- REQUIREMENTS -
Below is a listing to transcribe in full and exactly; keep the pictures out.

- TASK INPUTS -
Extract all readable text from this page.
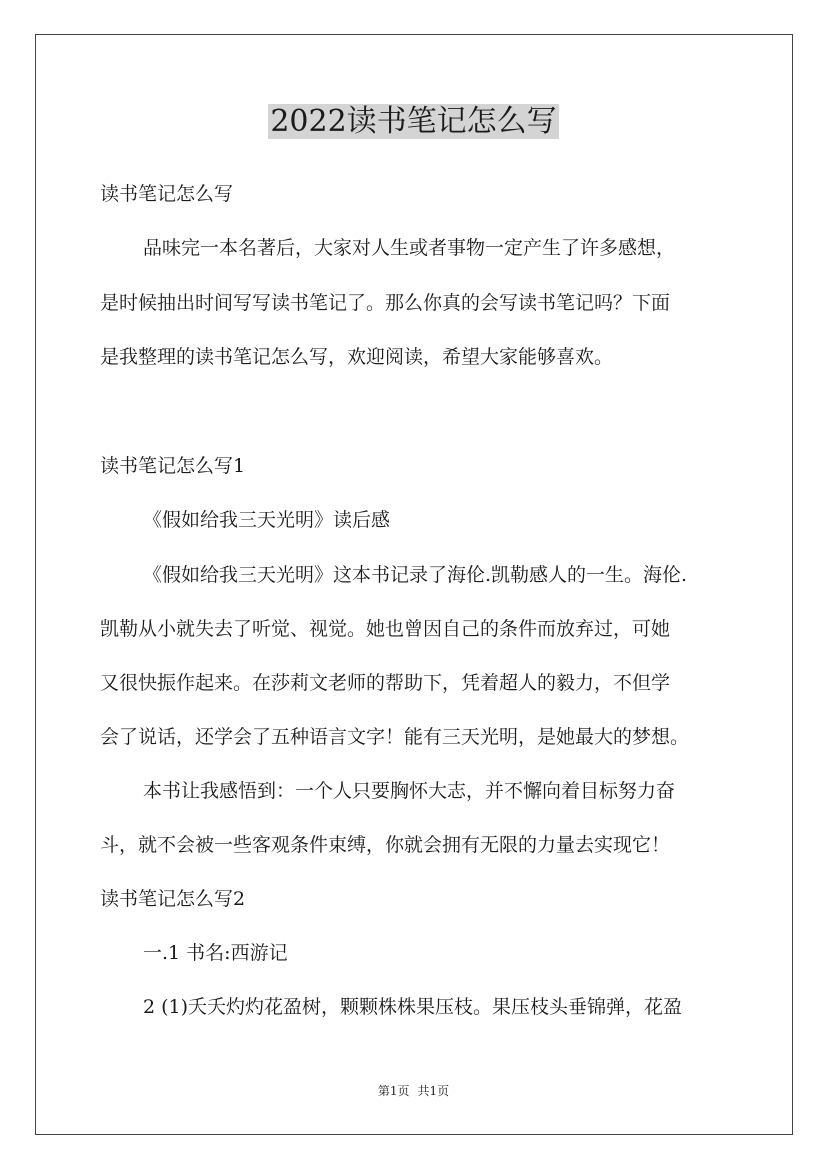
2022读书笔记怎么写
读书笔记怎么写
品味完一本名著后，大家对人生或者事物一定产生了许多感想，
是时候抽出时间写写读书笔记了。那么你真的会写读书笔记吗？下面
是我整理的读书笔记怎么写，欢迎阅读，希望大家能够喜欢。
读书笔记怎么写1
《假如给我三天光明》读后感
《假如给我三天光明》这本书记录了海伦.凯勒感人的一生。海伦.
凯勒从小就失去了听觉、视觉。她也曾因自己的条件而放弃过，可她
又很快振作起来。在莎莉文老师的帮助下，凭着超人的毅力，不但学
会了说话，还学会了五种语言文字！能有三天光明，是她最大的梦想。
本书让我感悟到：一个人只要胸怀大志，并不懈向着目标努力奋
斗，就不会被一些客观条件束缚，你就会拥有无限的力量去实现它！
读书笔记怎么写2
一.1 书名:西游记
2 (1)夭夭灼灼花盈树，颗颗株株果压枝。果压枝头垂锦弹，花盈
第1页 共1页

- TASK RESULT -
Extract all readable text from this page.
2022读书笔记怎么写
读书笔记怎么写
品味完一本名著后，大家对人生或者事物一定产生了许多感想，
是时候抽出时间写写读书笔记了。那么你真的会写读书笔记吗？下面
是我整理的读书笔记怎么写，欢迎阅读，希望大家能够喜欢。
读书笔记怎么写1
《假如给我三天光明》读后感
《假如给我三天光明》这本书记录了海伦.凯勒感人的一生。海伦.
凯勒从小就失去了听觉、视觉。她也曾因自己的条件而放弃过，可她
又很快振作起来。在莎莉文老师的帮助下，凭着超人的毅力，不但学
会了说话，还学会了五种语言文字！能有三天光明，是她最大的梦想。
本书让我感悟到：一个人只要胸怀大志，并不懈向着目标努力奋
斗，就不会被一些客观条件束缚，你就会拥有无限的力量去实现它！
读书笔记怎么写2
一.1 书名:西游记
2 (1)夭夭灼灼花盈树，颗颗株株果压枝。果压枝头垂锦弹，花盈
第1页 共1页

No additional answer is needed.